Supplied material:
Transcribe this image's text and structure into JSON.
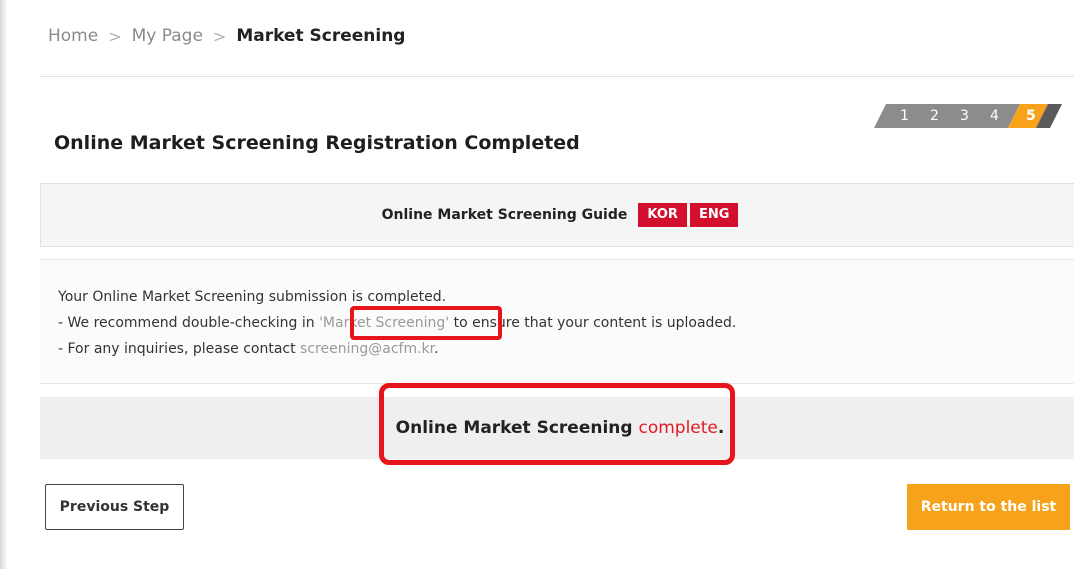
{
  "breadcrumb": {
    "home": "Home",
    "my_page": "My Page",
    "current": "Market Screening",
    "separator": ">"
  },
  "steps": {
    "items": [
      "1",
      "2",
      "3",
      "4",
      "5"
    ],
    "active": "5"
  },
  "page_title": "Online Market Screening Registration Completed",
  "guide": {
    "label": "Online Market Screening Guide",
    "kor": "KOR",
    "eng": "ENG"
  },
  "info": {
    "line1": "Your Online Market Screening submission is completed.",
    "line2_prefix": "- We recommend double-checking in ",
    "line2_link": "'Market Screening'",
    "line2_suffix": " to ensure that your content is uploaded.",
    "line3_prefix": "- For any inquiries, please contact ",
    "line3_email": "screening@acfm.kr",
    "line3_suffix": "."
  },
  "complete": {
    "prefix": "Online Market Screening ",
    "highlight": "complete",
    "suffix": "."
  },
  "buttons": {
    "previous": "Previous Step",
    "return": "Return to the list"
  },
  "colors": {
    "accent_red": "#d2102d",
    "highlight_red": "#e8141c",
    "orange": "#f7a21b",
    "step_grey": "#8c8c8c"
  }
}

What the exercise asks:
Copy the material above in full and exactly, skipping pictures.

Solution for this task:
Transcribe this image's text and structure into JSON.
{
  "breadcrumb": {
    "home": "Home",
    "my_page": "My Page",
    "current": "Market Screening",
    "separator": ">"
  },
  "steps": {
    "items": [
      "1",
      "2",
      "3",
      "4",
      "5"
    ],
    "active": "5"
  },
  "page_title": "Online Market Screening Registration Completed",
  "guide": {
    "label": "Online Market Screening Guide",
    "kor": "KOR",
    "eng": "ENG"
  },
  "info": {
    "line1": "Your Online Market Screening submission is completed.",
    "line2_prefix": "- We recommend double-checking in ",
    "line2_link": "'Market Screening'",
    "line2_suffix": " to ensure that your content is uploaded.",
    "line3_prefix": "- For any inquiries, please contact ",
    "line3_email": "screening@acfm.kr",
    "line3_suffix": "."
  },
  "complete": {
    "prefix": "Online Market Screening ",
    "highlight": "complete",
    "suffix": "."
  },
  "buttons": {
    "previous": "Previous Step",
    "return": "Return to the list"
  },
  "colors": {
    "accent_red": "#d2102d",
    "highlight_red": "#e8141c",
    "orange": "#f7a21b",
    "step_grey": "#8c8c8c"
  }
}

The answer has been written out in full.